→ WHAT IS ASKED
Only the number is wanted: count the lines that include the word "text".

→ EXERCISE MATERIAL
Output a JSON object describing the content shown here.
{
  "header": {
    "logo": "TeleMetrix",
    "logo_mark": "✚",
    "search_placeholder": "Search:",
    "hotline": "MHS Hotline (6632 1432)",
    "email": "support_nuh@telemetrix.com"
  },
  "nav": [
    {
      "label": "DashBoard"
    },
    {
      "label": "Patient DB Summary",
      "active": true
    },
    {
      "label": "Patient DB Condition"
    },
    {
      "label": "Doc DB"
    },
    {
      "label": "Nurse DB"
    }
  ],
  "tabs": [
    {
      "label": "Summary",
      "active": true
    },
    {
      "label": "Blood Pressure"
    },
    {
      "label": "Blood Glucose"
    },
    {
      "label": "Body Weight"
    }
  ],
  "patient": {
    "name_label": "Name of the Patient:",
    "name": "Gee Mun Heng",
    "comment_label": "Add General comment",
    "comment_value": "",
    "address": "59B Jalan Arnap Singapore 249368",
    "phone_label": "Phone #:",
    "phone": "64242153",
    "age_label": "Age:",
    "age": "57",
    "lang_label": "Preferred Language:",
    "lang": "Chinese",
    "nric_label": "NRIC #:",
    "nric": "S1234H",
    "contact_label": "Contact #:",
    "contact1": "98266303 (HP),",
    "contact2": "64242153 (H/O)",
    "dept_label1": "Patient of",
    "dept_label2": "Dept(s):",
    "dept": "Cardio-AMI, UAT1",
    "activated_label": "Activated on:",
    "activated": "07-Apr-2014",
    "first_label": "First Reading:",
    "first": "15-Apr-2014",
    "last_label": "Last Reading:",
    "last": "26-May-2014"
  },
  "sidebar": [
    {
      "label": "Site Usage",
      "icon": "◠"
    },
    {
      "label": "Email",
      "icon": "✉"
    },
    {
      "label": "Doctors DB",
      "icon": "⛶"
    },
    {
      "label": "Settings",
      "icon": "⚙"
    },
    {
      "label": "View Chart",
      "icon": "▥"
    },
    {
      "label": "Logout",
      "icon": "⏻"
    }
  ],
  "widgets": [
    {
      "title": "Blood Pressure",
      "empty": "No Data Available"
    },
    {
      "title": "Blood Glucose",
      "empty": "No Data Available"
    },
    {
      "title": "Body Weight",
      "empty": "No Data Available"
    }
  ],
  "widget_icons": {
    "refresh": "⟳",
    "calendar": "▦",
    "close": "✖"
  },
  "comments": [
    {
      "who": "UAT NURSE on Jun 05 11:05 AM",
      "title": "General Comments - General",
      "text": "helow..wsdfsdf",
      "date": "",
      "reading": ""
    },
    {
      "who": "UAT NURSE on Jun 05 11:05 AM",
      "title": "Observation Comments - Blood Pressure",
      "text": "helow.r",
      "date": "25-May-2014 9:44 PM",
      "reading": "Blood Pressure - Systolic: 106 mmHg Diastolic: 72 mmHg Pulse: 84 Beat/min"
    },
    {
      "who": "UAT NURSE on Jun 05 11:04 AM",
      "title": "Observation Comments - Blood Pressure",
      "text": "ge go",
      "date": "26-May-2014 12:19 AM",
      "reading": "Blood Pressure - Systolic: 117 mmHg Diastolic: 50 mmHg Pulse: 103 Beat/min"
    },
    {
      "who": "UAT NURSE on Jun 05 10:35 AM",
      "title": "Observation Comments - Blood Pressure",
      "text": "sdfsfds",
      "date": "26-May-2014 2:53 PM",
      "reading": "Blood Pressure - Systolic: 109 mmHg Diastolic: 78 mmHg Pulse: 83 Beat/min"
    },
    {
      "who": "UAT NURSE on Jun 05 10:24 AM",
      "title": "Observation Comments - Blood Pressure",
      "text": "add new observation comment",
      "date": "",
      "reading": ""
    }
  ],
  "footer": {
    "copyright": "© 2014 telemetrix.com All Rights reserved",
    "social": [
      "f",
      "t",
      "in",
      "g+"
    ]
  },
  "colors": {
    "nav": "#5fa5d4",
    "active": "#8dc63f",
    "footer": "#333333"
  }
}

→ SOLUTION FOR THIS TASK
5